What you are asked to do ▸ Send back the records in full, character for character.

Dataset items ▸
%%

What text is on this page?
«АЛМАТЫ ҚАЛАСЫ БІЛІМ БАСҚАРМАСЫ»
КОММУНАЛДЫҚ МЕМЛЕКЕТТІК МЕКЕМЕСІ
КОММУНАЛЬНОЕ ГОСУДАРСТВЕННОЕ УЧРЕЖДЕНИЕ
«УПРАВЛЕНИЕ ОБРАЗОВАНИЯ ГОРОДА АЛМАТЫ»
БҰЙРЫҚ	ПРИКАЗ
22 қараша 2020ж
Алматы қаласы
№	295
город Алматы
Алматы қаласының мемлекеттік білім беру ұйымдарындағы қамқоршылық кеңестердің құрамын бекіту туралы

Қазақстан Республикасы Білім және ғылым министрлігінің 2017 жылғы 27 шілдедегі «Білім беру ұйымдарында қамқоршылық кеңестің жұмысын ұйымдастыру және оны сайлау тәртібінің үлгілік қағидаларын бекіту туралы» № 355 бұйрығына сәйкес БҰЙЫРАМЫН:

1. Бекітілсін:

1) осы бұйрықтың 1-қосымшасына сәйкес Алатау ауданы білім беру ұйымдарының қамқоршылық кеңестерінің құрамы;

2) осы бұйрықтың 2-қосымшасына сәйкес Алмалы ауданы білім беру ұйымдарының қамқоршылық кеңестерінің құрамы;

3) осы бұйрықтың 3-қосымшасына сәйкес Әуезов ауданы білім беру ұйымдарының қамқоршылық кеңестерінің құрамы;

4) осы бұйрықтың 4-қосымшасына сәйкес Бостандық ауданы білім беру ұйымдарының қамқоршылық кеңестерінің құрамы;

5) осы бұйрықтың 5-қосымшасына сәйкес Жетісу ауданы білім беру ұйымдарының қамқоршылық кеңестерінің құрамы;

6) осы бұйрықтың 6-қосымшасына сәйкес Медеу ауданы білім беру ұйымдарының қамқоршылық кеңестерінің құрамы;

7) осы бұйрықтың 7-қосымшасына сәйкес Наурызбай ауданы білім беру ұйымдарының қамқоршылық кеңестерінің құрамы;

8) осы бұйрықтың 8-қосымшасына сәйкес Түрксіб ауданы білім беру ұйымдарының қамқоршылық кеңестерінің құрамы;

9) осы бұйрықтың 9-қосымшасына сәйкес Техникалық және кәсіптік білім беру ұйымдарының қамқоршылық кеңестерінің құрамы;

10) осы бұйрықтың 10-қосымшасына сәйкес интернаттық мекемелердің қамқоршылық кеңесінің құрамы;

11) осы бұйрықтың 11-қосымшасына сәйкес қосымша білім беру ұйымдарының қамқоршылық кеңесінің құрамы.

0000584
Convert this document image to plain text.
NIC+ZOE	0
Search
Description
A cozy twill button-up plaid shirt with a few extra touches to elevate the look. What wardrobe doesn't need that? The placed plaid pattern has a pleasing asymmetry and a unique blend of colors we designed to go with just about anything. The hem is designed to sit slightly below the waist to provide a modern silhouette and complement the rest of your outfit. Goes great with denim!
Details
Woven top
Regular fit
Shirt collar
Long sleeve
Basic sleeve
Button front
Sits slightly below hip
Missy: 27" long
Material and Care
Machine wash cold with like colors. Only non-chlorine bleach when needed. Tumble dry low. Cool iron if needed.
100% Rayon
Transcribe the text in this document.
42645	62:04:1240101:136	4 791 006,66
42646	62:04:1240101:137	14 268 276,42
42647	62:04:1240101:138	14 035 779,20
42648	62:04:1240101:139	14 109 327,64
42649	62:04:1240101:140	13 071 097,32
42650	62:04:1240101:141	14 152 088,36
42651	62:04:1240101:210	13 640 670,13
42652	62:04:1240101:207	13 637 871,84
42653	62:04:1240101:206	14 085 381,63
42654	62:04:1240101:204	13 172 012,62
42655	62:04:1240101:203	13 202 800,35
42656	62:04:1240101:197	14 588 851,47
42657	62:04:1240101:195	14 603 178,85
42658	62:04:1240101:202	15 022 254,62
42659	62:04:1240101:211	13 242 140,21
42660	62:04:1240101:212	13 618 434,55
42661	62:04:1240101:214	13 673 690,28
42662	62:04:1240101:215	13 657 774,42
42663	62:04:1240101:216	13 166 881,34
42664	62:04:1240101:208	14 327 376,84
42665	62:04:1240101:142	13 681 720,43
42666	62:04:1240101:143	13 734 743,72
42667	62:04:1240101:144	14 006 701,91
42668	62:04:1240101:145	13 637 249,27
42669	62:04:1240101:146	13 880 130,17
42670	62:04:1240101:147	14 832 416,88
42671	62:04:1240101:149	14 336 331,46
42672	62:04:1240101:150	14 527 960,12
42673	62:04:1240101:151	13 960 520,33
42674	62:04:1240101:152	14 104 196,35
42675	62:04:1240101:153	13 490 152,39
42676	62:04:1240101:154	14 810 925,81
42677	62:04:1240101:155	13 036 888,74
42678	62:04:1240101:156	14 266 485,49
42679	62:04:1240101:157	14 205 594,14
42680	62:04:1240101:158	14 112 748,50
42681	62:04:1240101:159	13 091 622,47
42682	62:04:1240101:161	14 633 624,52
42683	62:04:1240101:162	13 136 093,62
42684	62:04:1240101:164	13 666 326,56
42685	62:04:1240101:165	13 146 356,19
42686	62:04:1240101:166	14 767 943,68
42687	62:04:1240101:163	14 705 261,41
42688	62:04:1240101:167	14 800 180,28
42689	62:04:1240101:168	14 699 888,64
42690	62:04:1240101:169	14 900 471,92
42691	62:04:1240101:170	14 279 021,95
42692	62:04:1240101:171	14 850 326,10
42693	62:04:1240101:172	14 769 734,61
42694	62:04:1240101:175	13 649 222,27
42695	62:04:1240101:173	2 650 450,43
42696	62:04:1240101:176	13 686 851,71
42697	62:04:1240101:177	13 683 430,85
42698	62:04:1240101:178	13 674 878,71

%%

Task result ▸
What text is on this page?
«АЛМАТЫ ҚАЛАСЫ БІЛІМ БАСҚАРМАСЫ»
КОММУНАЛДЫҚ МЕМЛЕКЕТТІК МЕКЕМЕСІ
КОММУНАЛЬНОЕ ГОСУДАРСТВЕННОЕ УЧРЕЖДЕНИЕ
«УПРАВЛЕНИЕ ОБРАЗОВАНИЯ ГОРОДА АЛМАТЫ»
БҰЙРЫҚ	ПРИКАЗ
22 қараша 2020ж
Алматы қаласы
№	295
город Алматы
Алматы қаласының мемлекеттік білім беру ұйымдарындағы қамқоршылық кеңестердің құрамын бекіту туралы

Қазақстан Республикасы Білім және ғылым министрлігінің 2017 жылғы 27 шілдедегі «Білім беру ұйымдарында қамқоршылық кеңестің жұмысын ұйымдастыру және оны сайлау тәртібінің үлгілік қағидаларын бекіту туралы» № 355 бұйрығына сәйкес БҰЙЫРАМЫН:

1. Бекітілсін:

1) осы бұйрықтың 1-қосымшасына сәйкес Алатау ауданы білім беру ұйымдарының қамқоршылық кеңестерінің құрамы;

2) осы бұйрықтың 2-қосымшасына сәйкес Алмалы ауданы білім беру ұйымдарының қамқоршылық кеңестерінің құрамы;

3) осы бұйрықтың 3-қосымшасына сәйкес Әуезов ауданы білім беру ұйымдарының қамқоршылық кеңестерінің құрамы;

4) осы бұйрықтың 4-қосымшасына сәйкес Бостандық ауданы білім беру ұйымдарының қамқоршылық кеңестерінің құрамы;

5) осы бұйрықтың 5-қосымшасына сәйкес Жетісу ауданы білім беру ұйымдарының қамқоршылық кеңестерінің құрамы;

6) осы бұйрықтың 6-қосымшасына сәйкес Медеу ауданы білім беру ұйымдарының қамқоршылық кеңестерінің құрамы;

7) осы бұйрықтың 7-қосымшасына сәйкес Наурызбай ауданы білім беру ұйымдарының қамқоршылық кеңестерінің құрамы;

8) осы бұйрықтың 8-қосымшасына сәйкес Түрксіб ауданы білім беру ұйымдарының қамқоршылық кеңестерінің құрамы;

9) осы бұйрықтың 9-қосымшасына сәйкес Техникалық және кәсіптік білім беру ұйымдарының қамқоршылық кеңестерінің құрамы;

10) осы бұйрықтың 10-қосымшасына сәйкес интернаттық мекемелердің қамқоршылық кеңесінің құрамы;

11) осы бұйрықтың 11-қосымшасына сәйкес қосымша білім беру ұйымдарының қамқоршылық кеңесінің құрамы.

0000584
Convert this document image to plain text.
NIC+ZOE	0
Search
Description
A cozy twill button-up plaid shirt with a few extra touches to elevate the look. What wardrobe doesn't need that? The placed plaid pattern has a pleasing asymmetry and a unique blend of colors we designed to go with just about anything. The hem is designed to sit slightly below the waist to provide a modern silhouette and complement the rest of your outfit. Goes great with denim!
Details
Woven top
Regular fit
Shirt collar
Long sleeve
Basic sleeve
Button front
Sits slightly below hip
Missy: 27" long
Material and Care
Machine wash cold with like colors. Only non-chlorine bleach when needed. Tumble dry low. Cool iron if needed.
100% Rayon
Transcribe the text in this document.
42645	62:04:1240101:136	4 791 006,66
42646	62:04:1240101:137	14 268 276,42
42647	62:04:1240101:138	14 035 779,20
42648	62:04:1240101:139	14 109 327,64
42649	62:04:1240101:140	13 071 097,32
42650	62:04:1240101:141	14 152 088,36
42651	62:04:1240101:210	13 640 670,13
42652	62:04:1240101:207	13 637 871,84
42653	62:04:1240101:206	14 085 381,63
42654	62:04:1240101:204	13 172 012,62
42655	62:04:1240101:203	13 202 800,35
42656	62:04:1240101:197	14 588 851,47
42657	62:04:1240101:195	14 603 178,85
42658	62:04:1240101:202	15 022 254,62
42659	62:04:1240101:211	13 242 140,21
42660	62:04:1240101:212	13 618 434,55
42661	62:04:1240101:214	13 673 690,28
42662	62:04:1240101:215	13 657 774,42
42663	62:04:1240101:216	13 166 881,34
42664	62:04:1240101:208	14 327 376,84
42665	62:04:1240101:142	13 681 720,43
42666	62:04:1240101:143	13 734 743,72
42667	62:04:1240101:144	14 006 701,91
42668	62:04:1240101:145	13 637 249,27
42669	62:04:1240101:146	13 880 130,17
42670	62:04:1240101:147	14 832 416,88
42671	62:04:1240101:149	14 336 331,46
42672	62:04:1240101:150	14 527 960,12
42673	62:04:1240101:151	13 960 520,33
42674	62:04:1240101:152	14 104 196,35
42675	62:04:1240101:153	13 490 152,39
42676	62:04:1240101:154	14 810 925,81
42677	62:04:1240101:155	13 036 888,74
42678	62:04:1240101:156	14 266 485,49
42679	62:04:1240101:157	14 205 594,14
42680	62:04:1240101:158	14 112 748,50
42681	62:04:1240101:159	13 091 622,47
42682	62:04:1240101:161	14 633 624,52
42683	62:04:1240101:162	13 136 093,62
42684	62:04:1240101:164	13 666 326,56
42685	62:04:1240101:165	13 146 356,19
42686	62:04:1240101:166	14 767 943,68
42687	62:04:1240101:163	14 705 261,41
42688	62:04:1240101:167	14 800 180,28
42689	62:04:1240101:168	14 699 888,64
42690	62:04:1240101:169	14 900 471,92
42691	62:04:1240101:170	14 279 021,95
42692	62:04:1240101:171	14 850 326,10
42693	62:04:1240101:172	14 769 734,61
42694	62:04:1240101:175	13 649 222,27
42695	62:04:1240101:173	2 650 450,43
42696	62:04:1240101:176	13 686 851,71
42697	62:04:1240101:177	13 683 430,85
42698	62:04:1240101:178	13 674 878,71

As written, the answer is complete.